▶ **Work to be completed**
Single out each line with the word "чтобы" and copy it.

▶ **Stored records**

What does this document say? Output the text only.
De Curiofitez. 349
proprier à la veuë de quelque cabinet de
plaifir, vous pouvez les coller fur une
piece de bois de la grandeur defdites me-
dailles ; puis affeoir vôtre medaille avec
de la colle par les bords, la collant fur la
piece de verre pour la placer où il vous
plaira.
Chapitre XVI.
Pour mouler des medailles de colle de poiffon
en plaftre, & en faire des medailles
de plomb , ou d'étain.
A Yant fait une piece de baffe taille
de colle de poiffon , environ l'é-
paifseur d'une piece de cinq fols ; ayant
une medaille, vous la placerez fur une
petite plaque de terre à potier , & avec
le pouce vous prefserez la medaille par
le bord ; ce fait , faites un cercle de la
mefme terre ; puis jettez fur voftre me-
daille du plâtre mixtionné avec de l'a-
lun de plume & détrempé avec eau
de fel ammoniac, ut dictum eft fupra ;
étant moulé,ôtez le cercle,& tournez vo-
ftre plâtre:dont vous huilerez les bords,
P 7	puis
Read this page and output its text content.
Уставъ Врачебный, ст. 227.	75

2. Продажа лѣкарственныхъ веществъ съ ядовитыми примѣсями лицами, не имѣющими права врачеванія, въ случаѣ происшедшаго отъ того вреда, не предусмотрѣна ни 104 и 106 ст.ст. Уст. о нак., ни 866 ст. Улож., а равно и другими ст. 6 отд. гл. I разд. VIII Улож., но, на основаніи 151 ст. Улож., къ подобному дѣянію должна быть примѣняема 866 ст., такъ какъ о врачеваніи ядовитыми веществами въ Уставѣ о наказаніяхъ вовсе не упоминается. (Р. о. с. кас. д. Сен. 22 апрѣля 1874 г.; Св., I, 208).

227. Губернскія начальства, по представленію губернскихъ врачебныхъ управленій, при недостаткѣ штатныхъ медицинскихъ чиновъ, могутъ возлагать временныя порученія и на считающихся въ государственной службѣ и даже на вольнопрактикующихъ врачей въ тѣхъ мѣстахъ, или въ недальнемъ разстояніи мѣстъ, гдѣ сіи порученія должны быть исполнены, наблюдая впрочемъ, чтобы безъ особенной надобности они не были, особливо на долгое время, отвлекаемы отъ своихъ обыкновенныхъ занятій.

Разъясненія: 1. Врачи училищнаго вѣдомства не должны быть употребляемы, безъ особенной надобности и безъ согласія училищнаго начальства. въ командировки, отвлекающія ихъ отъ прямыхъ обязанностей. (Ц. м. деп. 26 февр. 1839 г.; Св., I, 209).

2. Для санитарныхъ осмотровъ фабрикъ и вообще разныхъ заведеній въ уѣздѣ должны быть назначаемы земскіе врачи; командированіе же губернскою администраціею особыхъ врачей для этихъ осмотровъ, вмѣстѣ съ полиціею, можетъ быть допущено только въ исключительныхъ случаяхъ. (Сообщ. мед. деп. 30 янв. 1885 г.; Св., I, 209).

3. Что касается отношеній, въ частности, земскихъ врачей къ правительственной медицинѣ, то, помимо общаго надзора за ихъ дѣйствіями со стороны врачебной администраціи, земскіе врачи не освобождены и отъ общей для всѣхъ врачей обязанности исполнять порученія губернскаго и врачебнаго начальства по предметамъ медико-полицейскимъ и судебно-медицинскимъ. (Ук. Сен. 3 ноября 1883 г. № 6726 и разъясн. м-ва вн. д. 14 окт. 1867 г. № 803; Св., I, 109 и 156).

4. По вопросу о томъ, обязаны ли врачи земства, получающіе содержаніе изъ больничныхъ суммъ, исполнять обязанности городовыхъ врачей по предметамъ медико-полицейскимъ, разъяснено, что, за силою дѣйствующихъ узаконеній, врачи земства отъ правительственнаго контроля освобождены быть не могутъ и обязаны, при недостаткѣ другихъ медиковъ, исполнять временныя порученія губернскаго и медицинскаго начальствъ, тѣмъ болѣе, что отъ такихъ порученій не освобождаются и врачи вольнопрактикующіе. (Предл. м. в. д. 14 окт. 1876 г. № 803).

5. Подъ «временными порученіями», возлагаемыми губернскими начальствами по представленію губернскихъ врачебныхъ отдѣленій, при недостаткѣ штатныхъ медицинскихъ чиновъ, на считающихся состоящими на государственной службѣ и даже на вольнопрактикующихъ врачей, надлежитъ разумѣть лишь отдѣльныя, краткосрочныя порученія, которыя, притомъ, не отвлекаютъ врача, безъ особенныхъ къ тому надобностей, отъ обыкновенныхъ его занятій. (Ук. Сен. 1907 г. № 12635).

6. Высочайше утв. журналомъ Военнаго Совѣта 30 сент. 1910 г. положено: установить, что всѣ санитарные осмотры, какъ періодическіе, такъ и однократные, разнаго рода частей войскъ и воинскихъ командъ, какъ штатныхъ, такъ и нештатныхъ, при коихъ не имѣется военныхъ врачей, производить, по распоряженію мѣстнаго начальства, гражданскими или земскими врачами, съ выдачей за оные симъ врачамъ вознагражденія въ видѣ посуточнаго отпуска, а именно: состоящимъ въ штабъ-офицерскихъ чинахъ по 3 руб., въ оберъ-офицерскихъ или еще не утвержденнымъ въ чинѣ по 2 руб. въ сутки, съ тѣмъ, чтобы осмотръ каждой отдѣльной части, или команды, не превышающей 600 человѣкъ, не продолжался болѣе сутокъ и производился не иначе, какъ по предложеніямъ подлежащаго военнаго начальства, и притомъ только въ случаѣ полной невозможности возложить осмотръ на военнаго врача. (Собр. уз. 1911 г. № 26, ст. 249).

▶ **Output for this task**
227. Губернскія начальства, по представленію губернскихъ врачебныхъ управленій, при недостаткѣ штатныхъ медицинскихъ чиновъ, могутъ возлагать временныя порученія и на считающихся въ государственной службѣ и даже на вольнопрактикующихъ врачей въ тѣхъ мѣстахъ, или въ недальнемъ разстояніи мѣстъ, гдѣ сіи порученія должны быть исполнены, наблюдая впрочемъ, чтобы безъ особенной надобности они не были, особливо на долгое время, отвлекаемы отъ своихъ обыкновенныхъ занятій.
6. Высочайше утв. журналомъ Военнаго Совѣта 30 сент. 1910 г. положено: установить, что всѣ санитарные осмотры, какъ періодическіе, такъ и однократные, разнаго рода частей войскъ и воинскихъ командъ, какъ штатныхъ, такъ и нештатныхъ, при коихъ не имѣется военныхъ врачей, производить, по распоряженію мѣстнаго начальства, гражданскими или земскими врачами, съ выдачей за оные симъ врачамъ вознагражденія въ видѣ посуточнаго отпуска, а именно: состоящимъ въ штабъ-офицерскихъ чинахъ по 3 руб., въ оберъ-офицерскихъ или еще не утвержденнымъ въ чинѣ по 2 руб. въ сутки, съ тѣмъ, чтобы осмотръ каждой отдѣльной части, или команды, не превышающей 600 человѣкъ, не продолжался болѣе сутокъ и производился не иначе, какъ по предложеніямъ подлежащаго военнаго начальства, и притомъ только въ случаѣ полной невозможности возложить осмотръ на военнаго врача. (Собр. уз. 1911 г. № 26, ст. 249).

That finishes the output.